** STATED TASK **
Omit all images. Write out the rest of the material exactly.

** SUPPLIED INFORMATION **
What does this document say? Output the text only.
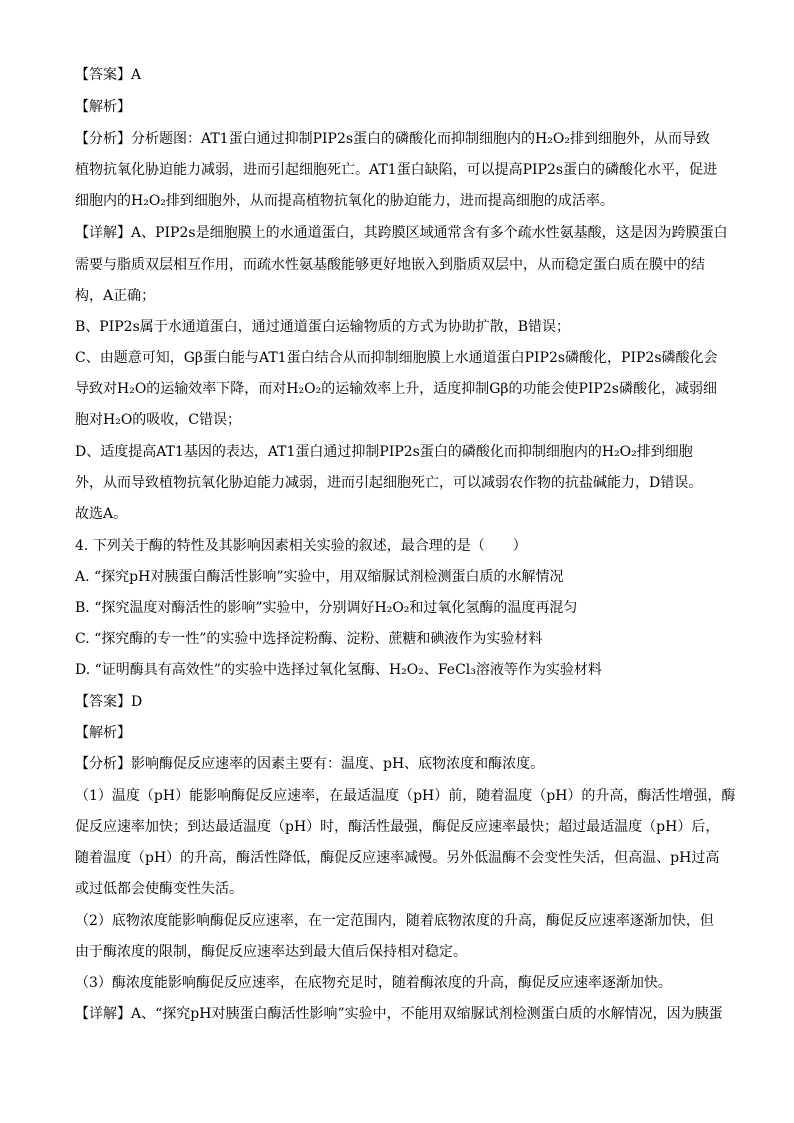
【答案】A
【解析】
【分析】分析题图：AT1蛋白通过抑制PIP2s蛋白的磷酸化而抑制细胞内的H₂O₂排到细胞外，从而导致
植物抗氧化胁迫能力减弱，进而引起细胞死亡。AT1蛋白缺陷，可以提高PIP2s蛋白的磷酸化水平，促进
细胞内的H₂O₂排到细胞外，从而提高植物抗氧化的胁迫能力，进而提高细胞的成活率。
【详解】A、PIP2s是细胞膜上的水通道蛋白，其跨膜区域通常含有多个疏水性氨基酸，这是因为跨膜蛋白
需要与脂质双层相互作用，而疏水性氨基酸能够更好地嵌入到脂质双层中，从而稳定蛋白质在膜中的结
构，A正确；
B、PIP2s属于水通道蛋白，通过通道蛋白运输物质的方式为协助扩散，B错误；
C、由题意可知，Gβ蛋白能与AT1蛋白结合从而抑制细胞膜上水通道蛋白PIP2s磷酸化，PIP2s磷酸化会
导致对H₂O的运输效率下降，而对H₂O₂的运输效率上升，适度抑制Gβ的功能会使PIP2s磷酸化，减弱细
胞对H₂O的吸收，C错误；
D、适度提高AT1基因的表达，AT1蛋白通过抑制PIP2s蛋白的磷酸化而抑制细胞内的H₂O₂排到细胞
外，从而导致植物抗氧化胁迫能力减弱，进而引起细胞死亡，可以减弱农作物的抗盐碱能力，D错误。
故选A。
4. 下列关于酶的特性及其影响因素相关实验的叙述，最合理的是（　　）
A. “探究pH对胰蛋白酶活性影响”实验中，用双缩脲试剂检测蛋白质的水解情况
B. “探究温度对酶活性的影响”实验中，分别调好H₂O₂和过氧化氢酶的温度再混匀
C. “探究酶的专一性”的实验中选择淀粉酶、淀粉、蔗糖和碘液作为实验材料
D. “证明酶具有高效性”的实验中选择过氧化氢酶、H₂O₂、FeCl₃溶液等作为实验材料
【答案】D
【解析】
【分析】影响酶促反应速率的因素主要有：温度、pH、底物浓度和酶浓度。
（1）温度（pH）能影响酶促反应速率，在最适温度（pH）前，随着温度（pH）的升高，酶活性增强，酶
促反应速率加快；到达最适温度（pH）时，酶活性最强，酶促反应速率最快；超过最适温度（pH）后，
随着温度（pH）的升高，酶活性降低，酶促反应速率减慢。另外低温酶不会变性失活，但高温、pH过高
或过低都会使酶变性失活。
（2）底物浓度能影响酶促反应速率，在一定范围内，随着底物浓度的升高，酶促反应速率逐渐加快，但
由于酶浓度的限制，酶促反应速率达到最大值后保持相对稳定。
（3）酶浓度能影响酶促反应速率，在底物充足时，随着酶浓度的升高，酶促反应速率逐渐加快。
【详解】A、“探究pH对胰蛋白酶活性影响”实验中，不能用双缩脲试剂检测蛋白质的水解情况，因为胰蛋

** RESULT OF THIS EXERCISE **
What does this document say? Output the text only.
【答案】A
【解析】
【分析】分析题图：AT1蛋白通过抑制PIP2s蛋白的磷酸化而抑制细胞内的H₂O₂排到细胞外，从而导致
植物抗氧化胁迫能力减弱，进而引起细胞死亡。AT1蛋白缺陷，可以提高PIP2s蛋白的磷酸化水平，促进
细胞内的H₂O₂排到细胞外，从而提高植物抗氧化的胁迫能力，进而提高细胞的成活率。
【详解】A、PIP2s是细胞膜上的水通道蛋白，其跨膜区域通常含有多个疏水性氨基酸，这是因为跨膜蛋白
需要与脂质双层相互作用，而疏水性氨基酸能够更好地嵌入到脂质双层中，从而稳定蛋白质在膜中的结
构，A正确；
B、PIP2s属于水通道蛋白，通过通道蛋白运输物质的方式为协助扩散，B错误；
C、由题意可知，Gβ蛋白能与AT1蛋白结合从而抑制细胞膜上水通道蛋白PIP2s磷酸化，PIP2s磷酸化会
导致对H₂O的运输效率下降，而对H₂O₂的运输效率上升，适度抑制Gβ的功能会使PIP2s磷酸化，减弱细
胞对H₂O的吸收，C错误；
D、适度提高AT1基因的表达，AT1蛋白通过抑制PIP2s蛋白的磷酸化而抑制细胞内的H₂O₂排到细胞
外，从而导致植物抗氧化胁迫能力减弱，进而引起细胞死亡，可以减弱农作物的抗盐碱能力，D错误。
故选A。
4. 下列关于酶的特性及其影响因素相关实验的叙述，最合理的是（　　）
A. “探究pH对胰蛋白酶活性影响”实验中，用双缩脲试剂检测蛋白质的水解情况
B. “探究温度对酶活性的影响”实验中，分别调好H₂O₂和过氧化氢酶的温度再混匀
C. “探究酶的专一性”的实验中选择淀粉酶、淀粉、蔗糖和碘液作为实验材料
D. “证明酶具有高效性”的实验中选择过氧化氢酶、H₂O₂、FeCl₃溶液等作为实验材料
【答案】D
【解析】
【分析】影响酶促反应速率的因素主要有：温度、pH、底物浓度和酶浓度。
（1）温度（pH）能影响酶促反应速率，在最适温度（pH）前，随着温度（pH）的升高，酶活性增强，酶
促反应速率加快；到达最适温度（pH）时，酶活性最强，酶促反应速率最快；超过最适温度（pH）后，
随着温度（pH）的升高，酶活性降低，酶促反应速率减慢。另外低温酶不会变性失活，但高温、pH过高
或过低都会使酶变性失活。
（2）底物浓度能影响酶促反应速率，在一定范围内，随着底物浓度的升高，酶促反应速率逐渐加快，但
由于酶浓度的限制，酶促反应速率达到最大值后保持相对稳定。
（3）酶浓度能影响酶促反应速率，在底物充足时，随着酶浓度的升高，酶促反应速率逐渐加快。
【详解】A、“探究pH对胰蛋白酶活性影响”实验中，不能用双缩脲试剂检测蛋白质的水解情况，因为胰蛋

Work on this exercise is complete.